Aufgabenstellung »
Setzen Sie den Textausschnitt über den Begriff „Solidarität“ und den Vorwurf an den Liberalismus im Anschluss an seinen letzten Satz fort.

Textausschnitt »
Der Begriff «Solidarität» ist zu einem
mächtigen und besonders effektiven Euphemismus im Wettbewerb der Ideen
herangereift. Dabei wird seine Bedeutung bis zur Unkenntlichkeit verzerrt. Dieser
Ansicht ist zumindest Oliver Kessler in seinem Beitrag „Solidarität als Wert
der freien Zivilgesellschaft“ für das Liberale Institut.
Oliver Kessler |
Kessler hat beobachtet, dass in unseren zeitgenössischen
westlichen Demokratien liberale Reformen und Anliegen, etwa in der
Altersvorsorge, im Gesundheitswesen oder in der Sozialhilfe oftmals am
Widerstand etatistischer Allianzen scheitern, weil diese es schaffen, in der öffentlichen
Debatte den Liberalismus als „unsolidarische“ und „egoistische“ Philosophie zu
brandmarken.

Auflistungen der Elementbereiche »
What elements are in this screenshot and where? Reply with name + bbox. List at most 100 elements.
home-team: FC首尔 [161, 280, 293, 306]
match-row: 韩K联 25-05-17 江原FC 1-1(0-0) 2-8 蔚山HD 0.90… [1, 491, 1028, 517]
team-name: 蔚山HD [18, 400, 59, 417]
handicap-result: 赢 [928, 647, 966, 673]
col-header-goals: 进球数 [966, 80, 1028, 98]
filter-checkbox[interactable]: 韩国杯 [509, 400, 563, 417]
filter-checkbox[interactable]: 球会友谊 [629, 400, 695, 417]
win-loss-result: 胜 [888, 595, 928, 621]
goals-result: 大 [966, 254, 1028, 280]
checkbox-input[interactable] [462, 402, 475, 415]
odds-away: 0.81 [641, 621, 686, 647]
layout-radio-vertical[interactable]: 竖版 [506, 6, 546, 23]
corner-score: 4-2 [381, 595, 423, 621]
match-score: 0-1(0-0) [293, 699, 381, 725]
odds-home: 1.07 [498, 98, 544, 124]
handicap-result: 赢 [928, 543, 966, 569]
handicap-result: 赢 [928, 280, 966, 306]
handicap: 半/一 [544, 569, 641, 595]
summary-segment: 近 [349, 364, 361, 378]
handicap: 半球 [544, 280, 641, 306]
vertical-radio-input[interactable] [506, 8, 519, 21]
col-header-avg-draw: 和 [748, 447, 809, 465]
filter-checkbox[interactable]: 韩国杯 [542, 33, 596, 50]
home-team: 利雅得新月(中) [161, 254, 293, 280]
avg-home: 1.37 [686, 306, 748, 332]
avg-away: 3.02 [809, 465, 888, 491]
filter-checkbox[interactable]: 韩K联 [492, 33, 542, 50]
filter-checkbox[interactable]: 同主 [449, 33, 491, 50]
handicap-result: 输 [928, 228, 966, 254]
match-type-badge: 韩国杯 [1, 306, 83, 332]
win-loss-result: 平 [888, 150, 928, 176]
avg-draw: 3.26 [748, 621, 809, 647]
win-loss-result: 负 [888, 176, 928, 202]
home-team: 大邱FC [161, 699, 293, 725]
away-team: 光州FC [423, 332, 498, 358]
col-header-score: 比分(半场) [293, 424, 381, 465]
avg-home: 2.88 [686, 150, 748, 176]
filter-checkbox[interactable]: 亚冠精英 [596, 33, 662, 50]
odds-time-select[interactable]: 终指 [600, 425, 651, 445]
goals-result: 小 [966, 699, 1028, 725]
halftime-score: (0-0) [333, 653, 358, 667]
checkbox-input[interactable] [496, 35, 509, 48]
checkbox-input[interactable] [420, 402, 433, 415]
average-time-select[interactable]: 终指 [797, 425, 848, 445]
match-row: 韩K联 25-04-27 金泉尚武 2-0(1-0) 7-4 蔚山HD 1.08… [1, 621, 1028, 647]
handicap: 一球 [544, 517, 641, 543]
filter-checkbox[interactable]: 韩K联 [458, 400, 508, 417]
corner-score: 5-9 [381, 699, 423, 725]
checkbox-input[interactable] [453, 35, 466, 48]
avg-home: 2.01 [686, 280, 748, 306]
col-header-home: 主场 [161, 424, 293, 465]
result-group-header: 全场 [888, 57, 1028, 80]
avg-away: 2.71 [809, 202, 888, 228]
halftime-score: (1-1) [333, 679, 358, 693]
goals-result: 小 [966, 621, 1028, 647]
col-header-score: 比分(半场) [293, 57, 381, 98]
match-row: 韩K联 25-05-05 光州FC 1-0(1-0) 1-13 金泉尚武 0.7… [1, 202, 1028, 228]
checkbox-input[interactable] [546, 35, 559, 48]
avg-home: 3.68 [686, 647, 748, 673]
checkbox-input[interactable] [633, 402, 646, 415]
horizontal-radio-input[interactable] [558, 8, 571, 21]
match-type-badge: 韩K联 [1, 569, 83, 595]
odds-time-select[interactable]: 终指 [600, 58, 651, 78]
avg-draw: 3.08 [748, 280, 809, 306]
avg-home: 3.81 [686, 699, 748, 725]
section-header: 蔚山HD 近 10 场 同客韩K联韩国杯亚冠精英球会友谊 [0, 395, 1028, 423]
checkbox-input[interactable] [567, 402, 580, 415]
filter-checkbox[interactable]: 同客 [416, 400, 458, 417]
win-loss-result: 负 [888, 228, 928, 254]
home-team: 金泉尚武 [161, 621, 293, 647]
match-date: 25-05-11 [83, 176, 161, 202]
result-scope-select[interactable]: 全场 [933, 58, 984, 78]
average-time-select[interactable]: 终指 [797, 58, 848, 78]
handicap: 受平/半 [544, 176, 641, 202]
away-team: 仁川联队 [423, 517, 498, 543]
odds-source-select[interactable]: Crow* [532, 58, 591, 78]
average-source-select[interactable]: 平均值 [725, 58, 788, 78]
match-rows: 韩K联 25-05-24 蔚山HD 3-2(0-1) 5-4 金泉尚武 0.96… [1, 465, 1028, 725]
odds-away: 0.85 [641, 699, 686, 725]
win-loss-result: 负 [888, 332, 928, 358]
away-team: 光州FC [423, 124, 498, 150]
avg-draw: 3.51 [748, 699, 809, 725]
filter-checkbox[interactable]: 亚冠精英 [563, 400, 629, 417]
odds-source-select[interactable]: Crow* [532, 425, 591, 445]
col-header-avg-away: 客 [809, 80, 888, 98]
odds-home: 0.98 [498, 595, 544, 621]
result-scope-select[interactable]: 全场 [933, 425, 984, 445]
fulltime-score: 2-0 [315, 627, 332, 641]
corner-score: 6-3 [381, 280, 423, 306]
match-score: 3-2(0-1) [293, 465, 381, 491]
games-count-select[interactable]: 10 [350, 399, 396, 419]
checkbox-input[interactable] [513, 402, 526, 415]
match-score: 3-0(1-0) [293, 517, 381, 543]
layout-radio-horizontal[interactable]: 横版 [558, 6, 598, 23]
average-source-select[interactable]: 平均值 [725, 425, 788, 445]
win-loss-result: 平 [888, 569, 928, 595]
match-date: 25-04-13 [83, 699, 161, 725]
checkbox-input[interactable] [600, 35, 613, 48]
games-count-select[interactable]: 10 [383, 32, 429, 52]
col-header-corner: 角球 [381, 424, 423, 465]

Erwartete Ausgabe »
Im Gegenzug würde der Umverteilungsstaat als
Garant für „Solidarität“ aufgebauscht. Ohne eine zentral verordnete und durch
das Gewaltmonopol durchgesetzte „Hilfe am Nächsten“ würde „Solidarität“
verschwinden und einer zwischenmenschlichen Kälte weichen. Dann würde sich
niemand mehr um „die Armen“ kümmern, das „sozialdarwinistische“ Recht des Stärkeren
würde uneingeschränkt gelten.
Einst verstanden die Römer unter dem Ausdruck „in
solidum“, dass alle Beteiligten für ein Resultat zusammen verantwortlich
waren. Heutzutage würden unter „Solidarität“ in erster Linie Unterstützung und
Hilfe für Bedürftige, zwischenmenschliche Wärme und Barmherzigkeit verstanden –
zweifellos positiv assoziierte Werte, die im Leben der meisten Menschen eine
zentrale Rolle spielen und als moralisch gut angesehen werden.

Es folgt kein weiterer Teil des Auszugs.